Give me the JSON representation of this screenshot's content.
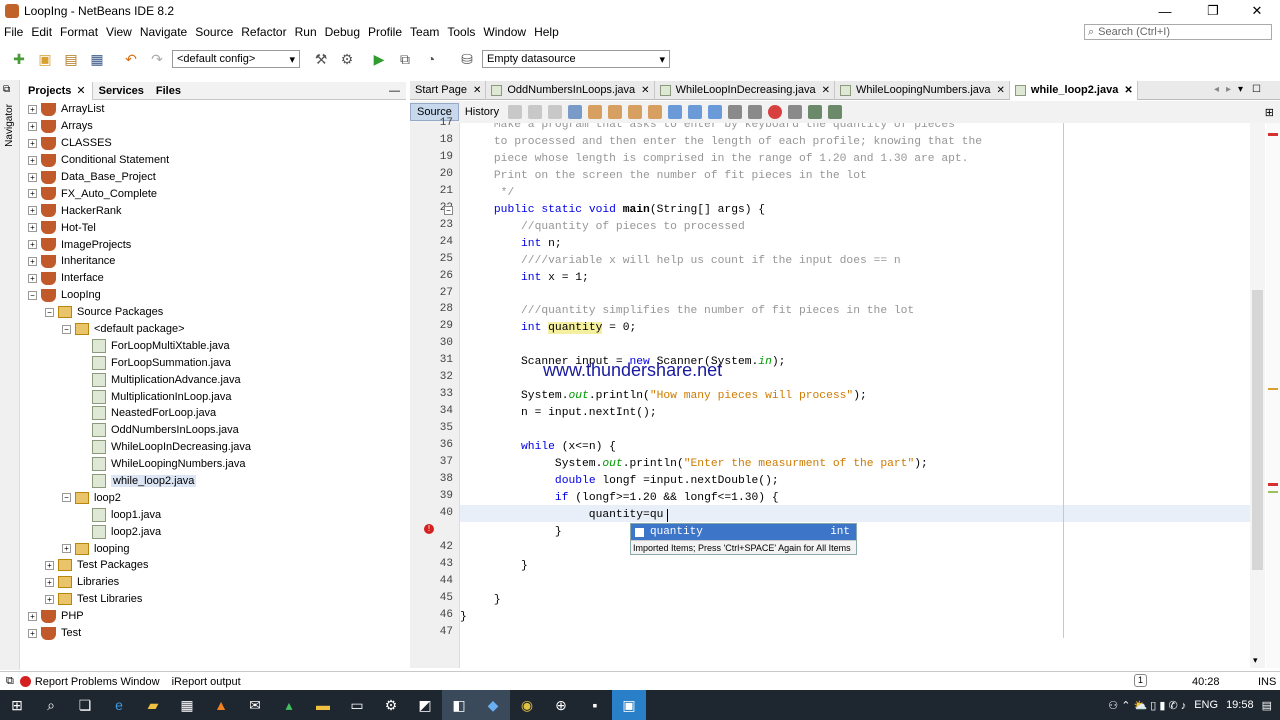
{
  "window": {
    "title": "LoopIng - NetBeans IDE 8.2",
    "minimize": "—",
    "maximize": "❐",
    "close": "✕"
  },
  "menu": [
    "File",
    "Edit",
    "Format",
    "View",
    "Navigate",
    "Source",
    "Refactor",
    "Run",
    "Debug",
    "Profile",
    "Team",
    "Tools",
    "Window",
    "Help"
  ],
  "search": {
    "placeholder": "Search (Ctrl+I)"
  },
  "toolbar": {
    "config": "<default config>",
    "datasource": "Empty datasource"
  },
  "navigator_label": "Navigator",
  "panel_tabs": [
    "Projects",
    "Services",
    "Files"
  ],
  "tree": [
    {
      "label": "ArrayList",
      "level": 0,
      "type": "proj",
      "exp": "+"
    },
    {
      "label": "Arrays",
      "level": 0,
      "type": "proj",
      "exp": "+"
    },
    {
      "label": "CLASSES",
      "level": 0,
      "type": "proj",
      "exp": "+"
    },
    {
      "label": "Conditional Statement",
      "level": 0,
      "type": "proj",
      "exp": "+"
    },
    {
      "label": "Data_Base_Project",
      "level": 0,
      "type": "proj",
      "exp": "+"
    },
    {
      "label": "FX_Auto_Complete",
      "level": 0,
      "type": "proj",
      "exp": "+"
    },
    {
      "label": "HackerRank",
      "level": 0,
      "type": "proj",
      "exp": "+"
    },
    {
      "label": "Hot-Tel",
      "level": 0,
      "type": "proj",
      "exp": "+"
    },
    {
      "label": "ImageProjects",
      "level": 0,
      "type": "proj",
      "exp": "+"
    },
    {
      "label": "Inheritance",
      "level": 0,
      "type": "proj",
      "exp": "+"
    },
    {
      "label": "Interface",
      "level": 0,
      "type": "proj",
      "exp": "+"
    },
    {
      "label": "LoopIng",
      "level": 0,
      "type": "proj",
      "exp": "−"
    },
    {
      "label": "Source Packages",
      "level": 1,
      "type": "pkg",
      "exp": "−"
    },
    {
      "label": "<default package>",
      "level": 2,
      "type": "pkg",
      "exp": "−"
    },
    {
      "label": "ForLoopMultiXtable.java",
      "level": 3,
      "type": "java",
      "exp": ""
    },
    {
      "label": "ForLoopSummation.java",
      "level": 3,
      "type": "java",
      "exp": ""
    },
    {
      "label": "MultiplicationAdvance.java",
      "level": 3,
      "type": "java",
      "exp": ""
    },
    {
      "label": "MultiplicationInLoop.java",
      "level": 3,
      "type": "java",
      "exp": ""
    },
    {
      "label": "NeastedForLoop.java",
      "level": 3,
      "type": "java",
      "exp": ""
    },
    {
      "label": "OddNumbersInLoops.java",
      "level": 3,
      "type": "java",
      "exp": ""
    },
    {
      "label": "WhileLoopInDecreasing.java",
      "level": 3,
      "type": "java",
      "exp": ""
    },
    {
      "label": "WhileLoopingNumbers.java",
      "level": 3,
      "type": "java",
      "exp": ""
    },
    {
      "label": "while_loop2.java",
      "level": 3,
      "type": "java",
      "exp": "",
      "selected": true
    },
    {
      "label": "loop2",
      "level": 2,
      "type": "pkg",
      "exp": "−"
    },
    {
      "label": "loop1.java",
      "level": 3,
      "type": "java",
      "exp": ""
    },
    {
      "label": "loop2.java",
      "level": 3,
      "type": "java",
      "exp": ""
    },
    {
      "label": "looping",
      "level": 2,
      "type": "pkg",
      "exp": "+"
    },
    {
      "label": "Test Packages",
      "level": 1,
      "type": "pkg",
      "exp": "+"
    },
    {
      "label": "Libraries",
      "level": 1,
      "type": "pkg",
      "exp": "+"
    },
    {
      "label": "Test Libraries",
      "level": 1,
      "type": "pkg",
      "exp": "+"
    },
    {
      "label": "PHP",
      "level": 0,
      "type": "proj",
      "exp": "+"
    },
    {
      "label": "Test",
      "level": 0,
      "type": "proj",
      "exp": "+"
    }
  ],
  "editor_tabs": [
    {
      "label": "Start Page",
      "active": false
    },
    {
      "label": "OddNumbersInLoops.java",
      "active": false
    },
    {
      "label": "WhileLoopInDecreasing.java",
      "active": false
    },
    {
      "label": "WhileLoopingNumbers.java",
      "active": false
    },
    {
      "label": "while_loop2.java",
      "active": true
    }
  ],
  "editor_toolbar": {
    "source": "Source",
    "history": "History"
  },
  "code_lines": [
    {
      "n": "17",
      "html": "<span class=\"cm\">     Make a program that asks to enter by keyboard the quantity of pieces</span>"
    },
    {
      "n": "18",
      "html": "<span class=\"cm\">     to processed and then enter the length of each profile; knowing that the</span>"
    },
    {
      "n": "19",
      "html": "<span class=\"cm\">     piece whose length is comprised in the range of 1.20 and 1.30 are apt.</span>"
    },
    {
      "n": "20",
      "html": "<span class=\"cm\">     Print on the screen the number of fit pieces in the lot</span>"
    },
    {
      "n": "21",
      "html": "<span class=\"cm\">      */</span>"
    },
    {
      "n": "22",
      "html": "     <span class=\"kw\">public static void</span> <b>main</b>(String[] args) {"
    },
    {
      "n": "23",
      "html": "<span class=\"cm\">         //quantity of pieces to processed</span>"
    },
    {
      "n": "24",
      "html": "         <span class=\"kw\">int</span> n;"
    },
    {
      "n": "25",
      "html": "<span class=\"cm\">         ////variable x will help us count if the input does == n</span>"
    },
    {
      "n": "26",
      "html": "         <span class=\"kw\">int</span> x = 1;"
    },
    {
      "n": "27",
      "html": ""
    },
    {
      "n": "28",
      "html": "<span class=\"cm\">         ///quantity simplifies the number of fit pieces in the lot</span>"
    },
    {
      "n": "29",
      "html": "         <span class=\"kw\">int</span> <span class=\"hl\">quantity</span> = 0;"
    },
    {
      "n": "30",
      "html": ""
    },
    {
      "n": "31",
      "html": "         Scanner input = <span class=\"kw\">new</span> Scanner(System.<span class=\"fld\">in</span>);"
    },
    {
      "n": "32",
      "html": ""
    },
    {
      "n": "33",
      "html": "         System.<span class=\"fld\">out</span>.println(<span class=\"st2\">\"How many pieces will process\"</span>);"
    },
    {
      "n": "34",
      "html": "         n = input.nextInt();"
    },
    {
      "n": "35",
      "html": ""
    },
    {
      "n": "36",
      "html": "         <span class=\"kw\">while</span> (x&lt;=n) {"
    },
    {
      "n": "37",
      "html": "              System.<span class=\"fld\">out</span>.println(<span class=\"st2\">\"Enter the measurment of the part\"</span>);"
    },
    {
      "n": "38",
      "html": "              <span class=\"kw\">double</span> longf =input.nextDouble();"
    },
    {
      "n": "39",
      "html": "              <span class=\"kw\">if</span> (longf&gt;=1.20 &amp;&amp; longf&lt;=1.30) {"
    },
    {
      "n": "40",
      "html": "                   quantity=qu"
    },
    {
      "n": "",
      "html": "              }"
    },
    {
      "n": "42",
      "html": ""
    },
    {
      "n": "43",
      "html": "         }"
    },
    {
      "n": "44",
      "html": ""
    },
    {
      "n": "45",
      "html": "     }"
    },
    {
      "n": "46",
      "html": "}"
    },
    {
      "n": "47",
      "html": ""
    }
  ],
  "watermark": "www.thundershare.net",
  "autocomplete": {
    "item": "quantity",
    "type": "int",
    "hint": "Imported Items; Press 'Ctrl+SPACE' Again for All Items"
  },
  "status": {
    "report": "Report Problems Window",
    "ireport": "iReport output",
    "position": "40:28",
    "mode": "INS"
  },
  "taskbar": {
    "lang": "ENG",
    "time": "19:58"
  }
}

### THE EXERCISE
Identify and copy the lines holding the word "default".

### PROBLEM SOLUTION
    "config": "<default config>",
      "label": "<default package>",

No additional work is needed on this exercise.